Directions: Your task is to copy every line of the records below that contains "JSON".

Extracted information:
--- start ---

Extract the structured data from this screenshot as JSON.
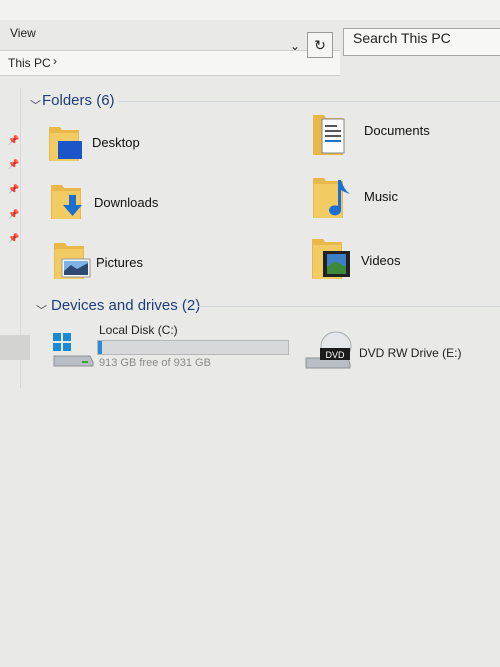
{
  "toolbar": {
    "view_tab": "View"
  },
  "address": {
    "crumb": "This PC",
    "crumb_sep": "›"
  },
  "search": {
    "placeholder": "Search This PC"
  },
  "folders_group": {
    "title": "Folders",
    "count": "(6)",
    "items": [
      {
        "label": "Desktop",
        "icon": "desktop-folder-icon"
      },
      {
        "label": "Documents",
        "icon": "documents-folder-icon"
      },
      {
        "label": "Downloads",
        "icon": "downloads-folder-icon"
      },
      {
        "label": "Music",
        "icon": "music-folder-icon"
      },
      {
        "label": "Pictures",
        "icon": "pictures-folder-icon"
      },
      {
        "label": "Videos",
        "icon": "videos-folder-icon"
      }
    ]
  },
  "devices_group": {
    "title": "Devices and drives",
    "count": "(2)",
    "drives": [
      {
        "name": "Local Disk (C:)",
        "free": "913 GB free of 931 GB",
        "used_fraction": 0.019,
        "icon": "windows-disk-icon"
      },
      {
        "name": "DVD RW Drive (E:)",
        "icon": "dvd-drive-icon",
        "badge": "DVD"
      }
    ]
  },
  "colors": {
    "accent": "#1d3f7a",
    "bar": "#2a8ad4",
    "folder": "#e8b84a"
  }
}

--- end ---
--- start ---

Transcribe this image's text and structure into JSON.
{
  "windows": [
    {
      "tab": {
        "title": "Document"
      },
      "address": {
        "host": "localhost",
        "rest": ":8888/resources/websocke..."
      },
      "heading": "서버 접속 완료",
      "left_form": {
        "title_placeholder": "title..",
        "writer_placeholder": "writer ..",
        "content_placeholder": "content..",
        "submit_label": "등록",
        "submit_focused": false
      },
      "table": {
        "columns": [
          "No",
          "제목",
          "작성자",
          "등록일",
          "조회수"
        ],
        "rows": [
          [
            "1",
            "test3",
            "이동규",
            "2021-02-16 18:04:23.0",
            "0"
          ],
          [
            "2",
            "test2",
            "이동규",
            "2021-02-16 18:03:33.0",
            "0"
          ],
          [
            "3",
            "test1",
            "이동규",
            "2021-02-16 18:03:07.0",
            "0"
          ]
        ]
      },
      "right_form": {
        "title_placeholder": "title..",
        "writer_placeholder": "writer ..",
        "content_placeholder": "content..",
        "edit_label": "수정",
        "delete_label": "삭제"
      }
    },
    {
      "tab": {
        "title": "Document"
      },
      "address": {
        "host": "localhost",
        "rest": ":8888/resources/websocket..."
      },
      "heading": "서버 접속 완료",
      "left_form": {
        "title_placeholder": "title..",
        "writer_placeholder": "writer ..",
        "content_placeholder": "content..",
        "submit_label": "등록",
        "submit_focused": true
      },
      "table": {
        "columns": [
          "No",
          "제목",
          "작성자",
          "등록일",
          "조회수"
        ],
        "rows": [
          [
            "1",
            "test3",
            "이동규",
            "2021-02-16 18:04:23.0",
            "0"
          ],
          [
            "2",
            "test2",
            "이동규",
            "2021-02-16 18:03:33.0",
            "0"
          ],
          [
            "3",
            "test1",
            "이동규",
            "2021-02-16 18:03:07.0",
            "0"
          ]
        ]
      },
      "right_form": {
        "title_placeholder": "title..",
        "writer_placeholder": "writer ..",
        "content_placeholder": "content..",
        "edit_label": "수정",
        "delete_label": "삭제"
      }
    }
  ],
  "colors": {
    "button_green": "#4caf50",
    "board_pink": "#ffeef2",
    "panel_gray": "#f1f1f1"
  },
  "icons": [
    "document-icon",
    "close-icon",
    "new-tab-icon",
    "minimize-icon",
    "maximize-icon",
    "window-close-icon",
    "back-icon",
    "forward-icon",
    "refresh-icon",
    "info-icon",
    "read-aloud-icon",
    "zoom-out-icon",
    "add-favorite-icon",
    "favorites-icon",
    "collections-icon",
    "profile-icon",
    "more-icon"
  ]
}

--- end ---

Final result:
Extract the structured data from this screenshot as JSON.
Transcribe this image's text and structure into JSON.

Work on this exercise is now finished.